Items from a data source
— start —

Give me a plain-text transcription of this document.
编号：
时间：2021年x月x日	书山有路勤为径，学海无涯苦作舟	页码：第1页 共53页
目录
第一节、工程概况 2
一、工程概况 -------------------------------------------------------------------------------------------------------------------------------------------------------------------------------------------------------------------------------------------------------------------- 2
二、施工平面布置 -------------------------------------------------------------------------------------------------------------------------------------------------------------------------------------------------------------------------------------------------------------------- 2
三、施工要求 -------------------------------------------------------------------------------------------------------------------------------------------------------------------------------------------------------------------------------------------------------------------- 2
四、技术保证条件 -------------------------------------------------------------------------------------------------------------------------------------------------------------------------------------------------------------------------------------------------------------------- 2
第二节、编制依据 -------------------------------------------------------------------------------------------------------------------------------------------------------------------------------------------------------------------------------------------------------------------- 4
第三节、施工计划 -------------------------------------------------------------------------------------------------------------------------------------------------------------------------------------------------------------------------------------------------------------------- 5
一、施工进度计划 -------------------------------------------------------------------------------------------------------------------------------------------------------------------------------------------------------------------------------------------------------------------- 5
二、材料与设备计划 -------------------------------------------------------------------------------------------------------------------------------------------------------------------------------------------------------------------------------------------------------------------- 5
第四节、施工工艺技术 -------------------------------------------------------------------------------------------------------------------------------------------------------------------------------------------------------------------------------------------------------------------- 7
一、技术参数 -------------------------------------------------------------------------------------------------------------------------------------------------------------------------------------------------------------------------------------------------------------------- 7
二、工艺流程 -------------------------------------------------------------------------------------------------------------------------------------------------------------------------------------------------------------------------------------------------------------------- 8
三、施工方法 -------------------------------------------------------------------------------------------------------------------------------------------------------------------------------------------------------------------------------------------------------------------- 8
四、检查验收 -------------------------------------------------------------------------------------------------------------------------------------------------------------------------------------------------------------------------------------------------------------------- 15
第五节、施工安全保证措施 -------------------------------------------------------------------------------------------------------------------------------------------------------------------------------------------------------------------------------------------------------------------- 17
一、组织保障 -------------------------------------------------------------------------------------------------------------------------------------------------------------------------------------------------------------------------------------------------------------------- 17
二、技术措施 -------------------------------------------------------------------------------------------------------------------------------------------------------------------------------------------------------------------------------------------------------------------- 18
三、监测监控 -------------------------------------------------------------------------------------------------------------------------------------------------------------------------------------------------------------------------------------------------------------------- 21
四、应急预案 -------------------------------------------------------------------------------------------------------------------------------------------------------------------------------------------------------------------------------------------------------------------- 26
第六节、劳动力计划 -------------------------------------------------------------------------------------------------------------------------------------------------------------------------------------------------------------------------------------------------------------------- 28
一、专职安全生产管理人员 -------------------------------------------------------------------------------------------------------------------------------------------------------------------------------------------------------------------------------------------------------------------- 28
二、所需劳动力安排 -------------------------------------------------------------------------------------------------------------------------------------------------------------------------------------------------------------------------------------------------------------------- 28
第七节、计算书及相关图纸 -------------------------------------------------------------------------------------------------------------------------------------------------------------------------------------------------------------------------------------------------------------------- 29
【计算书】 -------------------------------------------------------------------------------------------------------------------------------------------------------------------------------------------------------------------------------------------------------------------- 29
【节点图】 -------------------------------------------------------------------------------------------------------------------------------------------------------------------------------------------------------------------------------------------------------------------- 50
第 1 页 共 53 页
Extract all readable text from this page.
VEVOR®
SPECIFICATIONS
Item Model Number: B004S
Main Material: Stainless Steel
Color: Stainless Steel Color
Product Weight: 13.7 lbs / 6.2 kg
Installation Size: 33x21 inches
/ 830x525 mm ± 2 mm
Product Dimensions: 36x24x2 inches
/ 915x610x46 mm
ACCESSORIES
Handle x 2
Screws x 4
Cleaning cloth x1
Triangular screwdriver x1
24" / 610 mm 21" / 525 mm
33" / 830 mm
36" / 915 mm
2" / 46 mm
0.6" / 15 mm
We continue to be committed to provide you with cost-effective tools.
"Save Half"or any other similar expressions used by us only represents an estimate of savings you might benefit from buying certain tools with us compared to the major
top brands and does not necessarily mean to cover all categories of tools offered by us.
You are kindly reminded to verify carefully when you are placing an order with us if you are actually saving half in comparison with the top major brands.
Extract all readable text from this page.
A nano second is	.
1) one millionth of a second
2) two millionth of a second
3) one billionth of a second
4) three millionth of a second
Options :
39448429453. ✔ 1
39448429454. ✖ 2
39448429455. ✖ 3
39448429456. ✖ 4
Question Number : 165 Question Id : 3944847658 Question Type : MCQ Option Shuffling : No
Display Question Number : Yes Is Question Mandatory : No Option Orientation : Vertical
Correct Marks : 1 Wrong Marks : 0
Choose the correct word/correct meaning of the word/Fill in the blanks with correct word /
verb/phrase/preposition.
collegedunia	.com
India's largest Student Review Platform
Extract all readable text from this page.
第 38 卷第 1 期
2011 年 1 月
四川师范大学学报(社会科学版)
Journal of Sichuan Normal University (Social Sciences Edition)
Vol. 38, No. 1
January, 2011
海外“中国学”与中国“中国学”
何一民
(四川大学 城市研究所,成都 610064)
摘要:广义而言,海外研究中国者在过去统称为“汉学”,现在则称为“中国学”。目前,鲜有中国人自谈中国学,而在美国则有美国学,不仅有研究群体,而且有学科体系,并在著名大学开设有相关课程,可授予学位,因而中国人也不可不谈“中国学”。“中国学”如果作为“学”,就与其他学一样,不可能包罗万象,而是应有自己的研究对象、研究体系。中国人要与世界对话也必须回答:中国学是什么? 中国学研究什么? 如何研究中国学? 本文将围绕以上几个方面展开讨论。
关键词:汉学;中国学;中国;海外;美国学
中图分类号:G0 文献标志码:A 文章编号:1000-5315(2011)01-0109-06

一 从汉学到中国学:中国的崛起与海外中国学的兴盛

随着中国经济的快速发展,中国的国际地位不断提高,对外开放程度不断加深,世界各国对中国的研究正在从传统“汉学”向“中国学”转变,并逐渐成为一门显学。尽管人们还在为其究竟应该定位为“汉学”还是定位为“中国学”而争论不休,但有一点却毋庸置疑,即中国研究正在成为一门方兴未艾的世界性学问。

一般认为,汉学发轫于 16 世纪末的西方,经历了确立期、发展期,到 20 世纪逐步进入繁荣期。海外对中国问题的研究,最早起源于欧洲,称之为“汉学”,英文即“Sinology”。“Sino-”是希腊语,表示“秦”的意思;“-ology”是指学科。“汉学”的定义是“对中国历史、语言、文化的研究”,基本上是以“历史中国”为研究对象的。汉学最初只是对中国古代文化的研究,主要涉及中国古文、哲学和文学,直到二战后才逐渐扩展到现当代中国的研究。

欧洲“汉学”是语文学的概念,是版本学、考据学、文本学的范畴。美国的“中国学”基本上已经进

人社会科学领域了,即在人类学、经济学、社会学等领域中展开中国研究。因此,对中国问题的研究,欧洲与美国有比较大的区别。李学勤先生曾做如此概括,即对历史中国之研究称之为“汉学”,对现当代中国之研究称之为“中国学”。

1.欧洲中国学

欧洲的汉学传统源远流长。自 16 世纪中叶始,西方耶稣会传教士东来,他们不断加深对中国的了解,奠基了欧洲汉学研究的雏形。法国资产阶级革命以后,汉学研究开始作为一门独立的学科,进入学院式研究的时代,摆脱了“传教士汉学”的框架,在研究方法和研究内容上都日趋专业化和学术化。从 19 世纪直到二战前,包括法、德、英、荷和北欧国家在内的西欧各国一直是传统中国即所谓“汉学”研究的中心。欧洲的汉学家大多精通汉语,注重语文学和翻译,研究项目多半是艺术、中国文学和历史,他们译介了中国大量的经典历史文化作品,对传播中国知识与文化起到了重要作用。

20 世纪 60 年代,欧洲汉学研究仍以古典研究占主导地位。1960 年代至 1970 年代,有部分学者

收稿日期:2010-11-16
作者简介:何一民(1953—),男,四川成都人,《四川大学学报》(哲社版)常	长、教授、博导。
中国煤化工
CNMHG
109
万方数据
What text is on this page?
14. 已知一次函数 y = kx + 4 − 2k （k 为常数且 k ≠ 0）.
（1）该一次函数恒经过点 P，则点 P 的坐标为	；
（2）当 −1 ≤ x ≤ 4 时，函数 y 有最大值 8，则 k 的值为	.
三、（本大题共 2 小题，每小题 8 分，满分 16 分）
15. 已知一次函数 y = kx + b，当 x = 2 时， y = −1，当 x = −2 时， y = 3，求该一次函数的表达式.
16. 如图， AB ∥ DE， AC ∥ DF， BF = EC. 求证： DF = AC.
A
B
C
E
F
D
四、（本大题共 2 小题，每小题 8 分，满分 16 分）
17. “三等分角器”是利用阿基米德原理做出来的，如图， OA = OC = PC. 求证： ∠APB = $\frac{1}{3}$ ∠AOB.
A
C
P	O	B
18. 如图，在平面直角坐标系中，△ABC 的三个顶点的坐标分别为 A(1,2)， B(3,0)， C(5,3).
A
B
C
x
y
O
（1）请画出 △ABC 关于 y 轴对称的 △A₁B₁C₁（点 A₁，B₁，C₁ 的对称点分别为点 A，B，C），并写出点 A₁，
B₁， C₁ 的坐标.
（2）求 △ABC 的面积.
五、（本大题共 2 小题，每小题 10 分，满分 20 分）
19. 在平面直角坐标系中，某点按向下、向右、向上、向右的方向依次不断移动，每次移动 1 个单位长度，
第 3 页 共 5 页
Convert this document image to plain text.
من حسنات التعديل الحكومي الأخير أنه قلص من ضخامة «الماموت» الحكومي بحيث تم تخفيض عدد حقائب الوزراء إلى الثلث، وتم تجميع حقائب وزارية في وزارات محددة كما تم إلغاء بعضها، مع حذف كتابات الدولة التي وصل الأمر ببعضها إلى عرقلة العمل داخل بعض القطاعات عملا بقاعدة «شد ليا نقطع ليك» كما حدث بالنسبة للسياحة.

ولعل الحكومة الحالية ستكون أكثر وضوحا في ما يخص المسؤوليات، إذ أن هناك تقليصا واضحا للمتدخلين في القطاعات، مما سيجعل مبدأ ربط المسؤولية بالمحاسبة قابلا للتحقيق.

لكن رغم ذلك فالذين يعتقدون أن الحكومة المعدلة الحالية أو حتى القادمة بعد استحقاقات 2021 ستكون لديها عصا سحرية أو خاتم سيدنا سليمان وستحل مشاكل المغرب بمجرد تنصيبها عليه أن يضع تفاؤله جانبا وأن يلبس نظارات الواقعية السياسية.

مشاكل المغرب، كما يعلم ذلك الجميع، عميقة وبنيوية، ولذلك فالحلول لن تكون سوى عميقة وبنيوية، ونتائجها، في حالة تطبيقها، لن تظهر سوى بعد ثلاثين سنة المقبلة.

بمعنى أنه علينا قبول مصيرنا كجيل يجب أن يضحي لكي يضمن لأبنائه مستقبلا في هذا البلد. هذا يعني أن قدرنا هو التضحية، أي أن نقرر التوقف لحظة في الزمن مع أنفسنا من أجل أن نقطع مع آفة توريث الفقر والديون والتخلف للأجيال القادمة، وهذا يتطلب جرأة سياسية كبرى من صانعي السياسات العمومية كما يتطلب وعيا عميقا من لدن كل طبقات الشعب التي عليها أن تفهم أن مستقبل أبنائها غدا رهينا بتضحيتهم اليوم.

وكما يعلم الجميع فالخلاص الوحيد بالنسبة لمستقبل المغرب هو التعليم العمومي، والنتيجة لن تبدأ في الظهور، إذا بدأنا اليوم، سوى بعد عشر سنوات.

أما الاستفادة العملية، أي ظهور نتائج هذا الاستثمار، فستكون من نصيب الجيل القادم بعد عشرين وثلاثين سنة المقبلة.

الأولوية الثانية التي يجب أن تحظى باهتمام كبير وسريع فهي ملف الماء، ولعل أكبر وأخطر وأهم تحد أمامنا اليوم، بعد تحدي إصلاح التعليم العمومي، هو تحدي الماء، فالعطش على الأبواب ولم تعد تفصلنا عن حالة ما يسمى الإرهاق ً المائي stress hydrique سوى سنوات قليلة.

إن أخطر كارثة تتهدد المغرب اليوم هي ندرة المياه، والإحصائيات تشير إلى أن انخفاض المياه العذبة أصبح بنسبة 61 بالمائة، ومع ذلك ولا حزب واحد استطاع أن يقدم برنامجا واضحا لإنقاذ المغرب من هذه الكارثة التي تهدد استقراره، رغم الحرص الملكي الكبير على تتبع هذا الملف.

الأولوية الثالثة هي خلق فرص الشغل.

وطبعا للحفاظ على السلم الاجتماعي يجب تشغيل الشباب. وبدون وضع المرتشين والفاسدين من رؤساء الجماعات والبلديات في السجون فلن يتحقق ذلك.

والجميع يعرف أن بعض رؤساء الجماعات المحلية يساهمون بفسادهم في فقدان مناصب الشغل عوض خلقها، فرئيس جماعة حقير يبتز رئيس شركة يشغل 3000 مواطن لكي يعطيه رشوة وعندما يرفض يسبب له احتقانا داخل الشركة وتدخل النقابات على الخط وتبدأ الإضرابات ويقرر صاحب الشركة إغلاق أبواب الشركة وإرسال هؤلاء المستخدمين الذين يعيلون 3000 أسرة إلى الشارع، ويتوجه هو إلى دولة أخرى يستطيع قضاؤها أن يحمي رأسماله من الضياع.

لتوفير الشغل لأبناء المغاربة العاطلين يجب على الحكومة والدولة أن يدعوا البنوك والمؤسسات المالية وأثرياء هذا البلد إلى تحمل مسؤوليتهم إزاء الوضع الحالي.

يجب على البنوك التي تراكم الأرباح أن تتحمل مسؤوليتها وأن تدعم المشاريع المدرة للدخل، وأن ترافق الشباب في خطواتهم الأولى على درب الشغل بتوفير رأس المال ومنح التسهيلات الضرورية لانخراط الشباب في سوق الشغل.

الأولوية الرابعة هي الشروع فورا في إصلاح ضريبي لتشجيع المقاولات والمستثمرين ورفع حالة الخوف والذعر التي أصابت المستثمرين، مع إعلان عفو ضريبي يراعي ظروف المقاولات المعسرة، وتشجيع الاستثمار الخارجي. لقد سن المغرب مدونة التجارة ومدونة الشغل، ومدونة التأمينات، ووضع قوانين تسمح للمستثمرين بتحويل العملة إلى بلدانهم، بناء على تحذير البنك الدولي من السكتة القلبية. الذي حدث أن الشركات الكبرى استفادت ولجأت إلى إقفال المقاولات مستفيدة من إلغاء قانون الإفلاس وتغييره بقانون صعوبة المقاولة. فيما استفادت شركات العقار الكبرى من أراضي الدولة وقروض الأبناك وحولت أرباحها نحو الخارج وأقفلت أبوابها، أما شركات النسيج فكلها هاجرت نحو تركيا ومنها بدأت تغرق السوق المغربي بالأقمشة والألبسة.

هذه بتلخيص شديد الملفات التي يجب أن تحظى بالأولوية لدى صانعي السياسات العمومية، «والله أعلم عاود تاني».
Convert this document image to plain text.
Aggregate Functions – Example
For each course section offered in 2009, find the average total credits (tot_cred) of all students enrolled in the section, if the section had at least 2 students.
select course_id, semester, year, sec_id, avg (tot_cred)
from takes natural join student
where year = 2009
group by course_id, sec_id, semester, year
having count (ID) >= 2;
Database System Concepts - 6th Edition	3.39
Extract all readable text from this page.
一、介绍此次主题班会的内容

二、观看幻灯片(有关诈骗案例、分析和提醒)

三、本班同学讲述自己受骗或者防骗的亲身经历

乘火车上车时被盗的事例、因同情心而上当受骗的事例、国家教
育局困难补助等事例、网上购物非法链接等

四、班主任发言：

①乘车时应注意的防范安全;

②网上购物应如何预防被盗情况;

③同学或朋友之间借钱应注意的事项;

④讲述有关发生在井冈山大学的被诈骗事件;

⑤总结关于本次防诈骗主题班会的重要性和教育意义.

— end —

§ **EXERCISE DESCRIPTION**
Check each line of the records above for "المغرب", and copy those that have it.

§ **ANSWER TO THE TASK**
لكن رغم ذلك فالذين يعتقدون أن الحكومة المعدلة الحالية أو حتى القادمة بعد استحقاقات 2021 ستكون لديها عصا سحرية أو خاتم سيدنا سليمان وستحل مشاكل المغرب بمجرد تنصيبها عليه أن يضع تفاؤله جانبا وأن يلبس نظارات الواقعية السياسية.
مشاكل المغرب، كما يعلم ذلك الجميع، عميقة وبنيوية، ولذلك فالحلول لن تكون سوى عميقة وبنيوية، ونتائجها، في حالة تطبيقها، لن تظهر سوى بعد ثلاثين سنة المقبلة.
وكما يعلم الجميع فالخلاص الوحيد بالنسبة لمستقبل المغرب هو التعليم العمومي، والنتيجة لن تبدأ في الظهور، إذا بدأنا اليوم، سوى بعد عشر سنوات.
إن أخطر كارثة تتهدد المغرب اليوم هي ندرة المياه، والإحصائيات تشير إلى أن انخفاض المياه العذبة أصبح بنسبة 61 بالمائة، ومع ذلك ولا حزب واحد استطاع أن يقدم برنامجا واضحا لإنقاذ المغرب من هذه الكارثة التي تهدد استقراره، رغم الحرص الملكي الكبير على تتبع هذا الملف.
الأولوية الرابعة هي الشروع فورا في إصلاح ضريبي لتشجيع المقاولات والمستثمرين ورفع حالة الخوف والذعر التي أصابت المستثمرين، مع إعلان عفو ضريبي يراعي ظروف المقاولات المعسرة، وتشجيع الاستثمار الخارجي. لقد سن المغرب مدونة التجارة ومدونة الشغل، ومدونة التأمينات، ووضع قوانين تسمح للمستثمرين بتحويل العملة إلى بلدانهم، بناء على تحذير البنك الدولي من السكتة القلبية. الذي حدث أن الشركات الكبرى استفادت ولجأت إلى إقفال المقاولات مستفيدة من إلغاء قانون الإفلاس وتغييره بقانون صعوبة المقاولة. فيما استفادت شركات العقار الكبرى من أراضي الدولة وقروض الأبناك وحولت أرباحها نحو الخارج وأقفلت أبوابها، أما شركات النسيج فكلها هاجرت نحو تركيا ومنها بدأت تغرق السوق المغربي بالأقمشة والألبسة.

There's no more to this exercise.